◆ Your instructions
Can you transcribe the data exactly? Leave the pictures out.
###
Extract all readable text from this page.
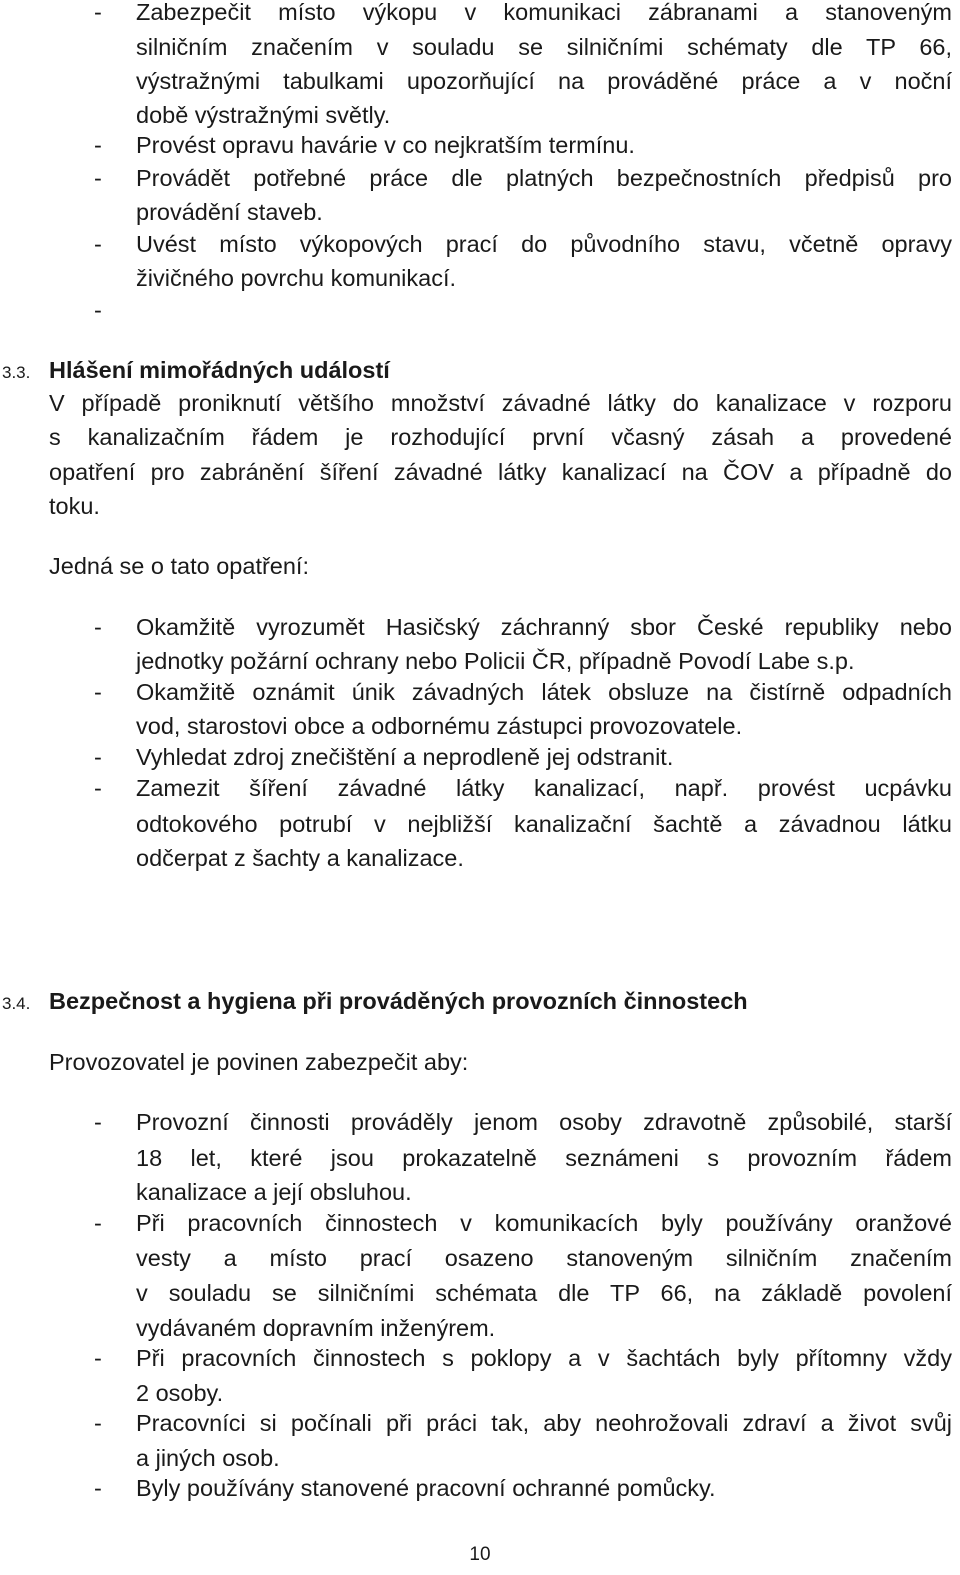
- Zabezpečit místo výkopu v komunikaci zábranami a stanoveným
silničním značením v souladu se silničními schématy dle TP 66,
výstražnými tabulkami upozorňující na prováděné práce a v noční
době výstražnými světly.
- Provést opravu havárie v co nejkratším termínu.
- Provádět potřebné práce dle platných bezpečnostních předpisů pro
provádění staveb.
- Uvést místo výkopových prací do původního stavu, včetně opravy
živičného povrchu komunikací.
-
3.3. Hlášení mimořádných událostí
V případě proniknutí většího množství závadné látky do kanalizace v rozporu
s kanalizačním řádem je rozhodující první včasný zásah a provedené
opatření pro zabránění šíření závadné látky kanalizací na ČOV a případně do
toku.
Jedná se o tato opatření:
- Okamžitě vyrozumět Hasičský záchranný sbor České republiky nebo
jednotky požární ochrany nebo Policii ČR, případně Povodí Labe s.p.
- Okamžitě oznámit únik závadných látek obsluze na čistírně odpadních
vod, starostovi obce a odbornému zástupci provozovatele.
- Vyhledat zdroj znečištění a neprodleně jej odstranit.
- Zamezit šíření závadné látky kanalizací, např. provést ucpávku
odtokového potrubí v nejbližší kanalizační šachtě a závadnou látku
odčerpat z šachty a kanalizace.
3.4. Bezpečnost a hygiena při prováděných provozních činnostech
Provozovatel je povinen zabezpečit aby:
- Provozní činnosti prováděly jenom osoby zdravotně způsobilé, starší
18 let, které jsou prokazatelně seznámeni s provozním řádem
kanalizace a její obsluhou.
- Při pracovních činnostech v komunikacích byly používány oranžové
vesty a místo prací osazeno stanoveným silničním značením
v souladu se silničními schémata dle TP 66, na základě povolení
vydávaném dopravním inženýrem.
- Při pracovních činnostech s poklopy a v šachtách byly přítomny vždy
2 osoby.
- Pracovníci si počínali při práci tak, aby neohrožovali zdraví a život svůj
a jiných osob.
- Byly používány stanovené pracovní ochranné pomůcky.
10
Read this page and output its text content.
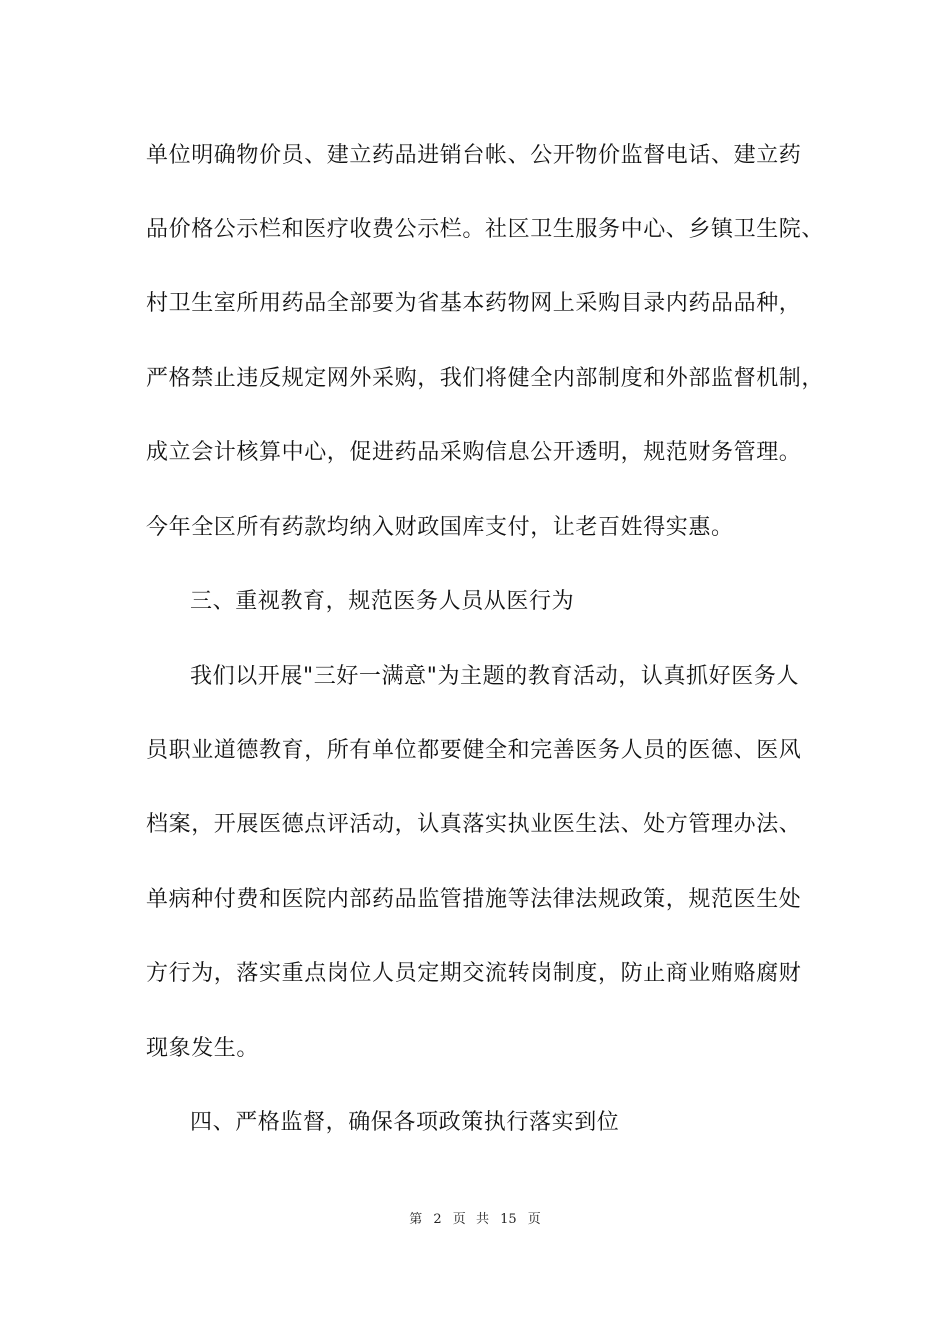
单位明确物价员、建立药品进销台帐、公开物价监督电话、建立药
品价格公示栏和医疗收费公示栏。社区卫生服务中心、乡镇卫生院、
村卫生室所用药品全部要为省基本药物网上采购目录内药品品种，
严格禁止违反规定网外采购，我们将健全内部制度和外部监督机制，
成立会计核算中心，促进药品采购信息公开透明，规范财务管理。
今年全区所有药款均纳入财政国库支付，让老百姓得实惠。
三、重视教育，规范医务人员从医行为
我们以开展"三好一满意"为主题的教育活动，认真抓好医务人
员职业道德教育，所有单位都要健全和完善医务人员的医德、医风
档案，开展医德点评活动，认真落实执业医生法、处方管理办法、
单病种付费和医院内部药品监管措施等法律法规政策，规范医生处
方行为，落实重点岗位人员定期交流转岗制度，防止商业贿赂腐财
现象发生。
四、严格监督，确保各项政策执行落实到位
第 2 页 共 15 页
###
◆ The completed task
Extract all readable text from this page.
- Zabezpečit místo výkopu v komunikaci zábranami a stanoveným
silničním značením v souladu se silničními schématy dle TP 66,
výstražnými tabulkami upozorňující na prováděné práce a v noční
době výstražnými světly.
- Provést opravu havárie v co nejkratším termínu.
- Provádět potřebné práce dle platných bezpečnostních předpisů pro
provádění staveb.
- Uvést místo výkopových prací do původního stavu, včetně opravy
živičného povrchu komunikací.
-
3.3. Hlášení mimořádných událostí
V případě proniknutí většího množství závadné látky do kanalizace v rozporu
s kanalizačním řádem je rozhodující první včasný zásah a provedené
opatření pro zabránění šíření závadné látky kanalizací na ČOV a případně do
toku.
Jedná se o tato opatření:
- Okamžitě vyrozumět Hasičský záchranný sbor České republiky nebo
jednotky požární ochrany nebo Policii ČR, případně Povodí Labe s.p.
- Okamžitě oznámit únik závadných látek obsluze na čistírně odpadních
vod, starostovi obce a odbornému zástupci provozovatele.
- Vyhledat zdroj znečištění a neprodleně jej odstranit.
- Zamezit šíření závadné látky kanalizací, např. provést ucpávku
odtokového potrubí v nejbližší kanalizační šachtě a závadnou látku
odčerpat z šachty a kanalizace.
3.4. Bezpečnost a hygiena při prováděných provozních činnostech
Provozovatel je povinen zabezpečit aby:
- Provozní činnosti prováděly jenom osoby zdravotně způsobilé, starší
18 let, které jsou prokazatelně seznámeni s provozním řádem
kanalizace a její obsluhou.
- Při pracovních činnostech v komunikacích byly používány oranžové
vesty a místo prací osazeno stanoveným silničním značením
v souladu se silničními schémata dle TP 66, na základě povolení
vydávaném dopravním inženýrem.
- Při pracovních činnostech s poklopy a v šachtách byly přítomny vždy
2 osoby.
- Pracovníci si počínali při práci tak, aby neohrožovali zdraví a život svůj
a jiných osob.
- Byly používány stanovené pracovní ochranné pomůcky.
10
Read this page and output its text content.
单位明确物价员、建立药品进销台帐、公开物价监督电话、建立药
品价格公示栏和医疗收费公示栏。社区卫生服务中心、乡镇卫生院、
村卫生室所用药品全部要为省基本药物网上采购目录内药品品种，
严格禁止违反规定网外采购，我们将健全内部制度和外部监督机制，
成立会计核算中心，促进药品采购信息公开透明，规范财务管理。
今年全区所有药款均纳入财政国库支付，让老百姓得实惠。
三、重视教育，规范医务人员从医行为
我们以开展"三好一满意"为主题的教育活动，认真抓好医务人
员职业道德教育，所有单位都要健全和完善医务人员的医德、医风
档案，开展医德点评活动，认真落实执业医生法、处方管理办法、
单病种付费和医院内部药品监管措施等法律法规政策，规范医生处
方行为，落实重点岗位人员定期交流转岗制度，防止商业贿赂腐财
现象发生。
四、严格监督，确保各项政策执行落实到位
第 2 页 共 15 页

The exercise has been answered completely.